-- Questões para responder --
1: Indique se cada afirmação está de acordo com a reportagem sobre o depoimento de Mandetta, respondendo sim ou não e citando literalmente as palavras decisivas: (a) o pedido para mudar a bula foi aceito pelo presidente da Anvisa; (b) Mandetta compareceu à CPI como testemunha; (c) Mandetta soube com antecedência que a reunião trataria do uso da cloroquina.
2: Estenda a reportagem sobre o depoimento de Mandetta, começando logo após a última frase apresentada.

-- Trecho do texto --

■ ■ ■ ■ ■ ■ ■

Bolsonaro quis alterar a bula da cloroquina, diz Mandetta

Presidente fez solicitação à Anvisa, com interesse na livre prescrição do medicamento para o combate à Covid-19

por Vitória Silva ter, 04/05/2021 - 15:42

O ex-ministro da Saúde Luiz Henrique Mandetta afirmou que o presidente Jair Bolsonaro (sem partido) sugeriu alterar a bula da hidroxicloroquina — medicamento ineficaz contra o coronavírus — para que o medicamento fosse indicado ao tratamento da Covid-19. A solicitação teria sido feita à Agência Nacional de Vigilância Sanitária (Anvisa), mas foi negada pelo presidente do órgão, Antonio Barra Torres. Essa informação já havia sido mencionada por Mandetta em maio de 2020, mas voltou à tona durante o seu depoimento à Comissão Parlamentar de Inquérito (CPI) da Covid, nesta terça-feira (4). O especialista comparece à CPI na condição de testemunha.

A sugestão ao órgão fiscalizador surgiu através de uma reunião ministerial no Planalto, e segundo o médico, ele havia sido informado apenas na hora do encontro que ministros se reuniriam para debater o uso da cloroquina. O ex-chefe da Saúde do Governo também diz que o presidente e aliados possuíam um “assessoramento paralelo” e que testemunhou várias vezes, “em reuniões de ministros, o filho do presidente [Carlos Bolsonaro], que era vereador no Rio de Janeiro, tomando as notas da reunião. Eles tinham constantemente reuniões com grupos dentro da presidência”.

"Nesse dia (da reunião ministerial), havia sobre a mesa, por exemplo, um papel não-timbrado de um decreto presidencial para que fosse sugerido daquela reunião que se mudasse a bula da cloroquina na Anvisa, colocando na bula a indicação da cloroquina para coronavírus. E foi inclusive o próprio presidente da Anvisa, [Antônio] Barra Torres que disse não", afirmou.

■ ■ ■ ■ ■ ■ ■

(Dados de segmentação da página)
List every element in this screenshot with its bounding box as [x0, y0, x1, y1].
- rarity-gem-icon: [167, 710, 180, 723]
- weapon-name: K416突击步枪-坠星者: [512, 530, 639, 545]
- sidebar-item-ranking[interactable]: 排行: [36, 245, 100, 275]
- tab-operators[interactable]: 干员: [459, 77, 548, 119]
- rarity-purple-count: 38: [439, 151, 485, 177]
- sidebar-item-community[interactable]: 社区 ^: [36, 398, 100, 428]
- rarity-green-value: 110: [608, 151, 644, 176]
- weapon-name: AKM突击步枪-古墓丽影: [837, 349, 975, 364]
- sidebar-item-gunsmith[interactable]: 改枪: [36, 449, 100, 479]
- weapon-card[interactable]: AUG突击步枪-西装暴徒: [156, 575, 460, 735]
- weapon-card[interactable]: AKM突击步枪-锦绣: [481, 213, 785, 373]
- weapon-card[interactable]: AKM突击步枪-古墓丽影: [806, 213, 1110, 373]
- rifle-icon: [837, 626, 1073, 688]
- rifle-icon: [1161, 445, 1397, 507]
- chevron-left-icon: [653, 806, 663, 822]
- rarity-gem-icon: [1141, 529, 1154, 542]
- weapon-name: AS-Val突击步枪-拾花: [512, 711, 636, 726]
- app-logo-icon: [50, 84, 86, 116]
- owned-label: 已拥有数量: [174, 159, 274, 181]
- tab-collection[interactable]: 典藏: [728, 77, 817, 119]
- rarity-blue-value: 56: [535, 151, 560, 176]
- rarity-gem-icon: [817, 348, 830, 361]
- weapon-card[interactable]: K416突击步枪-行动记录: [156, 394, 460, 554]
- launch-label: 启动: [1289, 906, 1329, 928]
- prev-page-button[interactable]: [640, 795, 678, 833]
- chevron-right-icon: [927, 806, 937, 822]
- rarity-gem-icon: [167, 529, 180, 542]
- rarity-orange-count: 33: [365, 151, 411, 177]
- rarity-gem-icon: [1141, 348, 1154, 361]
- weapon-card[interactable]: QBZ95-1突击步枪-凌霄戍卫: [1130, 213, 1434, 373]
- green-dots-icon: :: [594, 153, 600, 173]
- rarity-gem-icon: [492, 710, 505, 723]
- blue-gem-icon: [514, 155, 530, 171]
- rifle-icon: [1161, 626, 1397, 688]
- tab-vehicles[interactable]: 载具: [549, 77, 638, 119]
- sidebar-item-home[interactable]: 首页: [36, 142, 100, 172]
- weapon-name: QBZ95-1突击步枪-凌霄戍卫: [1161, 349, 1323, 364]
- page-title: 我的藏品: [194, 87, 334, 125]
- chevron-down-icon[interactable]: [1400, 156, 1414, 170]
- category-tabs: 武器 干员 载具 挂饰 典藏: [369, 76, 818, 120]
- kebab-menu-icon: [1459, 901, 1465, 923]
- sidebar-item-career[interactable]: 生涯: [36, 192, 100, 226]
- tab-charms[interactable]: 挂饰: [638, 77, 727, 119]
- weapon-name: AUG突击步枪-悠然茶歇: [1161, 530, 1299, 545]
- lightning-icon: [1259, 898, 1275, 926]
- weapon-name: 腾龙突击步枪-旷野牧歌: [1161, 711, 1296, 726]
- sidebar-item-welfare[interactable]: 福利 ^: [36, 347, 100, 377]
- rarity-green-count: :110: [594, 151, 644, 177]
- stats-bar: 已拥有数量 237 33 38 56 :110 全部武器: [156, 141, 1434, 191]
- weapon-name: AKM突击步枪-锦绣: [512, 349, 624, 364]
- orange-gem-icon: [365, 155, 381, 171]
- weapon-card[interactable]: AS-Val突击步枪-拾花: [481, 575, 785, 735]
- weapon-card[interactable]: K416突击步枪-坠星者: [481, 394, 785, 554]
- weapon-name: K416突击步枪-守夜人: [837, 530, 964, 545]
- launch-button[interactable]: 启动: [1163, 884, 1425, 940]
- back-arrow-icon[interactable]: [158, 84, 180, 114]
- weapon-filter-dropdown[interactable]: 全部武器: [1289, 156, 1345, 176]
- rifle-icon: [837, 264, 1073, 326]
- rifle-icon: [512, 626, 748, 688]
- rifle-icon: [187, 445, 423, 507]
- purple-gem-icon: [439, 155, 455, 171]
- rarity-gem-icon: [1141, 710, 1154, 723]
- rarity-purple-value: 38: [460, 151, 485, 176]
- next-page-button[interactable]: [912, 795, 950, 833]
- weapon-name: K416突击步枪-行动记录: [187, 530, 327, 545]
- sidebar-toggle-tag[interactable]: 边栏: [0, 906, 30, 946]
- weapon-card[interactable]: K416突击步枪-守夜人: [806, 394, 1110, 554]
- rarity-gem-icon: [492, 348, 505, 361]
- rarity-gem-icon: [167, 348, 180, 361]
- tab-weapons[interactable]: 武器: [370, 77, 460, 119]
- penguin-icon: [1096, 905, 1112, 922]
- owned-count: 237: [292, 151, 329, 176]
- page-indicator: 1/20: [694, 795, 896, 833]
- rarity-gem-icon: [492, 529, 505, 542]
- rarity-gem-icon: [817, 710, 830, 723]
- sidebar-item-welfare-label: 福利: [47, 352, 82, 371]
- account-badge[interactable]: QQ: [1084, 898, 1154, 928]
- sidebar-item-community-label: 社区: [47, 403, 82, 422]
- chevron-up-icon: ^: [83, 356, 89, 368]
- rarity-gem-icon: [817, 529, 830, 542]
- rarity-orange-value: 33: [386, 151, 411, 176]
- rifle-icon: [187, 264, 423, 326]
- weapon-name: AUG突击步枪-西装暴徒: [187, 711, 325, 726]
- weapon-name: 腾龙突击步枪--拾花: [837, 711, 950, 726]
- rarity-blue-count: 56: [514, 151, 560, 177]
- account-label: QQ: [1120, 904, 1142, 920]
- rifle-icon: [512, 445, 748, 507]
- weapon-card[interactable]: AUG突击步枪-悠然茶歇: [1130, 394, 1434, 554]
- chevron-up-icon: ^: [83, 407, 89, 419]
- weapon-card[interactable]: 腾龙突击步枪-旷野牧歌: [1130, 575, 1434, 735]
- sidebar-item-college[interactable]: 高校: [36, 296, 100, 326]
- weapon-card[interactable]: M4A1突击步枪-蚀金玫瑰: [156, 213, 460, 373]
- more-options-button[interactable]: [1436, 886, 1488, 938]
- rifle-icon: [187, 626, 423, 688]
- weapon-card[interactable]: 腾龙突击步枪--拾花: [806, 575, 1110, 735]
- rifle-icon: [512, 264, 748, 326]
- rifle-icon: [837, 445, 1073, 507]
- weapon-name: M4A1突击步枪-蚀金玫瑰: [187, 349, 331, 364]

■ ■ ■ ■ ■ ■ ■

-- Respostas por item --
1:
(a) Não: "mas foi negada pelo presidente do órgão, Antonio Barra Torres".
(b) Sim: "O especialista comparece à CPI na condição de testemunha."
(c) Não: "ele havia sido informado apenas na hora do encontro que ministros se reuniriam para debater o uso da cloroquina".

2:
Em seu depoimento, o ex-ministro disse ainda que Bolsonaro questionava o uso da cloroquina para o tratamento precoce, mesmo sem evidência científica, e que as informações às quais o presidente tinha acesso certamente vieram do tal assessoramento, pois o uso do medicamento jamais foi uma sugestão do Ministério.

“Me lembro do presidente sempre questionar a questão ligada a cloroquina como a válvula de tratamento precoce, embora sem evidência científica. Eu me lembro do presidente algumas vezes falar que ele adotaria o chamado confinamento vertical, que era também algo que a gente não recomendava", pontua.

Mandetta disse que o Ministério da Saúde seguia a "cartilha da organização mundial de saúde" e que se ele tivesse adotado a teoria de que o vírus não chegaria no Brasil teria sido uma "carnificina".

"[...] do Ministério da Saúde nunca houve a recomendação de coisas que não fossem da cartilha da Organização Mundial de Saúde, dessas estruturas todas, era o que a gente tinha, não por sermos donos da verdade, não, pelo contrário, nós éramos donos da dúvida, eu torcia muito para aquelas teorias de que ‘ah, o vírus não vai chegar no Brasil’, agora, se eu adotasse aquela teoria e chegasse, teria sido uma carnificina”, afirmou.